§ **Aim**
Extract, from the listing that follows, each line containing the word "вамъ".

[Stored items from a collection]
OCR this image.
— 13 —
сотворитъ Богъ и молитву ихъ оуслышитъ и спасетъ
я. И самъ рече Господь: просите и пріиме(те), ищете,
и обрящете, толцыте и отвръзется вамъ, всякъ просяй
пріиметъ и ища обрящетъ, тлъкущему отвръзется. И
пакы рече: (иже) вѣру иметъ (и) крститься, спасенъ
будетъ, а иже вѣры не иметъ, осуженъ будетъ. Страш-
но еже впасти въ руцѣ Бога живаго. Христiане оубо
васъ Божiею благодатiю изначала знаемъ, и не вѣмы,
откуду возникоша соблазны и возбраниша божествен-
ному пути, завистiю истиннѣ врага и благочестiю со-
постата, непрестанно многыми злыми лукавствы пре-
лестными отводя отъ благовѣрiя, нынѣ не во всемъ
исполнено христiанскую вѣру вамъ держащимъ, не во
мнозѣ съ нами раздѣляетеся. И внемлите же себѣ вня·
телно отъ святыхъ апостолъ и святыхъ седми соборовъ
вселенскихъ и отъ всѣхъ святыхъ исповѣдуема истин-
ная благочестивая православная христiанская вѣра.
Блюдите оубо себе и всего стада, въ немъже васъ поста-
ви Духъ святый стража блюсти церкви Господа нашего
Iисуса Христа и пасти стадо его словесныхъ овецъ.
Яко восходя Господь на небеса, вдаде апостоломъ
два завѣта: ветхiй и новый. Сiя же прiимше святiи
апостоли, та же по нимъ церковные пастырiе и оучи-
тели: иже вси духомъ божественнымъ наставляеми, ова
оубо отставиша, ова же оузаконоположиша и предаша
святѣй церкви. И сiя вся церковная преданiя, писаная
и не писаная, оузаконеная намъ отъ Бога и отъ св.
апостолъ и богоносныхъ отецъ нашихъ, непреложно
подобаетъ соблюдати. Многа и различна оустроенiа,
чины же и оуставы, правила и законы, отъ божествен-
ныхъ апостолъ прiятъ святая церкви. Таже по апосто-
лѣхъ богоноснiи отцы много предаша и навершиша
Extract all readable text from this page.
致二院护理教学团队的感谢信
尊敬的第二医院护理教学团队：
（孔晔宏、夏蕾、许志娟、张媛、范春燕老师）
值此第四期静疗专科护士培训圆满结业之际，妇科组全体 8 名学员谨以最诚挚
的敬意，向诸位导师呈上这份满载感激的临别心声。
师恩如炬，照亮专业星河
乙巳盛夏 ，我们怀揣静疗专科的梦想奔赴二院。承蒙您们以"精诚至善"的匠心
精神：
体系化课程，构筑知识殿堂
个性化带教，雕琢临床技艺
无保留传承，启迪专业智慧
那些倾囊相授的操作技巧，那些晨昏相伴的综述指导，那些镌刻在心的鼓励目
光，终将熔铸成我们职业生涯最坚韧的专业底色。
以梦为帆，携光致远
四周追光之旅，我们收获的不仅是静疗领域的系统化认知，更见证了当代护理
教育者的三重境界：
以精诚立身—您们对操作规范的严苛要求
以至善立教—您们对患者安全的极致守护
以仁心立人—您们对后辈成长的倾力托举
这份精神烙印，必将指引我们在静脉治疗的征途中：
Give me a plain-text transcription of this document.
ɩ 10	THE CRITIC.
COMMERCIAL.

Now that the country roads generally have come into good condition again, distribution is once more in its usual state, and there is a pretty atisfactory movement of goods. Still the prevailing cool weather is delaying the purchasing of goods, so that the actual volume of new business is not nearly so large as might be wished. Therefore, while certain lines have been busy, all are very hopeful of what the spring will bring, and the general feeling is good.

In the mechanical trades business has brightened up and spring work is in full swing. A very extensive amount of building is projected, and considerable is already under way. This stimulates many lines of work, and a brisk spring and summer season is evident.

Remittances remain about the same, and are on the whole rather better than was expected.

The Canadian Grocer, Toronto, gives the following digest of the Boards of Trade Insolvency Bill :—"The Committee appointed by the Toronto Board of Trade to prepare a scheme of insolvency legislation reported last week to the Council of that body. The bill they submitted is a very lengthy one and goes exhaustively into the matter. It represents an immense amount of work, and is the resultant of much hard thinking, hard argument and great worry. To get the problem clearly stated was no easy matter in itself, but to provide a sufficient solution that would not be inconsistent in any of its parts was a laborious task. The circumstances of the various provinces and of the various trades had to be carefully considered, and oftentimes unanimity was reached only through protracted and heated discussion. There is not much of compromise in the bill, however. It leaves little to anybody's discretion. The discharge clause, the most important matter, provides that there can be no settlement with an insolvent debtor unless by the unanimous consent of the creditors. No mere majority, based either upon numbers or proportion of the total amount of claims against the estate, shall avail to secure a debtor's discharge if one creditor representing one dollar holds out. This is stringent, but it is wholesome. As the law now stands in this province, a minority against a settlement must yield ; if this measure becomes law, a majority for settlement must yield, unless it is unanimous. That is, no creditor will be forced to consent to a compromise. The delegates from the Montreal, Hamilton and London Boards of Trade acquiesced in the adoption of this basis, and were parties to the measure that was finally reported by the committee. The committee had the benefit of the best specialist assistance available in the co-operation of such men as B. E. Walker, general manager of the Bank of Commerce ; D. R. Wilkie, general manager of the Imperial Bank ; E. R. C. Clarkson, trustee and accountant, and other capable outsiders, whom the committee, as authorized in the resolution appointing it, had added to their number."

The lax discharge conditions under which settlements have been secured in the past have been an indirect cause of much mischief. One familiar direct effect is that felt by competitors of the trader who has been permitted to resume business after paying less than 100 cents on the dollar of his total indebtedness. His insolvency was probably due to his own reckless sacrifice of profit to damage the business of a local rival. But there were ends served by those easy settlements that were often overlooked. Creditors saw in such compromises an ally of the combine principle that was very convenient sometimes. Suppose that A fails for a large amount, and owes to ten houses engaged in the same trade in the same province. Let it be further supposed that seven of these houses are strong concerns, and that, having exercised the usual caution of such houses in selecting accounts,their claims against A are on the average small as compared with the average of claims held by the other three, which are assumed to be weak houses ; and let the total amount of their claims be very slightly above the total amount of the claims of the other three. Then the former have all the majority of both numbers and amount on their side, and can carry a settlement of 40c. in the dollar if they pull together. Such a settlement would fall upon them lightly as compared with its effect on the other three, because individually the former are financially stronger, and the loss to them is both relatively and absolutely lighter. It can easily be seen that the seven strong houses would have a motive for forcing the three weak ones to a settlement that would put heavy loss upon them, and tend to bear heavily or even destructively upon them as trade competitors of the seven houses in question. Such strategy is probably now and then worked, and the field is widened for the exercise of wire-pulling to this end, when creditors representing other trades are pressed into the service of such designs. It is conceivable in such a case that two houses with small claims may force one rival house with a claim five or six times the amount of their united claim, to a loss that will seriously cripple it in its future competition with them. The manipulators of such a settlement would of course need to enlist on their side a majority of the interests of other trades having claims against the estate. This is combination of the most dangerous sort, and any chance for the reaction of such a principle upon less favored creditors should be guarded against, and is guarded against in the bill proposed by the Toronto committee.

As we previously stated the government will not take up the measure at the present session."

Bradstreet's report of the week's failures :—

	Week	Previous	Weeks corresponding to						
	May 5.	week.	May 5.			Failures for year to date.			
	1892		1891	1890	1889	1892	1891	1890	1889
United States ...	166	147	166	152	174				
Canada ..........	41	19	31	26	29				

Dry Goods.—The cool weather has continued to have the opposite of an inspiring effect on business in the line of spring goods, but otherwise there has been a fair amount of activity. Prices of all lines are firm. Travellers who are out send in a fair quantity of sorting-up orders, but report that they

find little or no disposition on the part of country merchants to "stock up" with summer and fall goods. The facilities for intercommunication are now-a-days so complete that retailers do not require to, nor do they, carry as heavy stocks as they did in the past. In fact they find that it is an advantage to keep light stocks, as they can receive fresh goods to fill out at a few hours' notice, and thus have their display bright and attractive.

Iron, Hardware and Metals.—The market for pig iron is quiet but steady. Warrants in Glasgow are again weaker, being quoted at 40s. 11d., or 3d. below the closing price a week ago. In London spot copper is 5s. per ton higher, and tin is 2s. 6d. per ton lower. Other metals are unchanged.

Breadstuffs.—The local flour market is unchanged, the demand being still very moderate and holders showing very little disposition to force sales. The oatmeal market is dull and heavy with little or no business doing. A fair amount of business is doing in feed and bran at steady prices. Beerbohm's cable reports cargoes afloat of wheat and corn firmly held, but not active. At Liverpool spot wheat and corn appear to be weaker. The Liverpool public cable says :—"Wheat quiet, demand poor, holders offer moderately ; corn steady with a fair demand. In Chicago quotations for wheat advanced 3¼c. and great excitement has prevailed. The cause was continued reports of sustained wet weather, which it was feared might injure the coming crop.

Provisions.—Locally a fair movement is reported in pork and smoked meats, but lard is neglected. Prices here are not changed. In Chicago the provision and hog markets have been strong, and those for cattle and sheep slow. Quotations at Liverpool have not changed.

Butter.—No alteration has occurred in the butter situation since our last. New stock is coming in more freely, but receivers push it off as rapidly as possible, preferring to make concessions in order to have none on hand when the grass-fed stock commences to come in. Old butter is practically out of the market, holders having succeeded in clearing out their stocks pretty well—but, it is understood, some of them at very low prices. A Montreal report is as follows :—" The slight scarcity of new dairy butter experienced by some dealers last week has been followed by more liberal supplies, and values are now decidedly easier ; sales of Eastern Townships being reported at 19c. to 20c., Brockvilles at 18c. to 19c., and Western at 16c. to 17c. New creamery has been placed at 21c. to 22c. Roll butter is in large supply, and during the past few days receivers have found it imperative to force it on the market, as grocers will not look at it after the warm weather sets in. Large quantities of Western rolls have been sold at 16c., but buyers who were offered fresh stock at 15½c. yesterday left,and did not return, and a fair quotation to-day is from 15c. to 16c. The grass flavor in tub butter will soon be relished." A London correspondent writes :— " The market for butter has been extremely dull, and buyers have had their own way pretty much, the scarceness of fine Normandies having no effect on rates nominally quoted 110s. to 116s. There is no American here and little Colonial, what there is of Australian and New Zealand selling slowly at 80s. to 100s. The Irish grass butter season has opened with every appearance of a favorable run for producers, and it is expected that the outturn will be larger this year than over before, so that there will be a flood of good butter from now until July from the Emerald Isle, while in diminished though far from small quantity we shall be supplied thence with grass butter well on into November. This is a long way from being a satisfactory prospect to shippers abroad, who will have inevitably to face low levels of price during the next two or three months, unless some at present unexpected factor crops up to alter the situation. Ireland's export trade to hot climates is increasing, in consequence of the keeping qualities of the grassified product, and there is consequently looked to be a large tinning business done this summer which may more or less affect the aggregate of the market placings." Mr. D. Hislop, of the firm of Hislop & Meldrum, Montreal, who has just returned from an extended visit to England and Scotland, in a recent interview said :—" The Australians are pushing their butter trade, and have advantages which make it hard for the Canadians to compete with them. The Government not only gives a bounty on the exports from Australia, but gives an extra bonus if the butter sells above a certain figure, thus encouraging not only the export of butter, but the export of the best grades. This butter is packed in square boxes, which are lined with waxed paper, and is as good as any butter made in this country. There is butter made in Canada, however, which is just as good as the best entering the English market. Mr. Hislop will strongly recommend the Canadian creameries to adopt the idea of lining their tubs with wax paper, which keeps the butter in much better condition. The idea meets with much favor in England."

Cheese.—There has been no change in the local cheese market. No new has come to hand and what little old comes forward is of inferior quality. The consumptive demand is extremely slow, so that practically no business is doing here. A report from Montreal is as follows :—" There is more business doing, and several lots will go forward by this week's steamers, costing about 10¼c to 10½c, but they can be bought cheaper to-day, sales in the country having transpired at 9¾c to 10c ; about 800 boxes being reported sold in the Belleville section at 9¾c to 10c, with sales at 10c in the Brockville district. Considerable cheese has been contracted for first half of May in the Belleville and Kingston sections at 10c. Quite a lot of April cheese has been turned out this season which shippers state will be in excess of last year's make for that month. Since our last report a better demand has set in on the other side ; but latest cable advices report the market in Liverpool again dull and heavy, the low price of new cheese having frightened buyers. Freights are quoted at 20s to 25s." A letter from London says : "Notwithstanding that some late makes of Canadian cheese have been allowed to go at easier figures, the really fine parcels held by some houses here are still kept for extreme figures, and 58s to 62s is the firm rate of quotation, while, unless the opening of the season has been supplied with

§ **Solution for this exercise**
и обрящете, толцыте и отвръзется вамъ, всякъ просяй
исполнено христiанскую вѣру вамъ держащимъ, не во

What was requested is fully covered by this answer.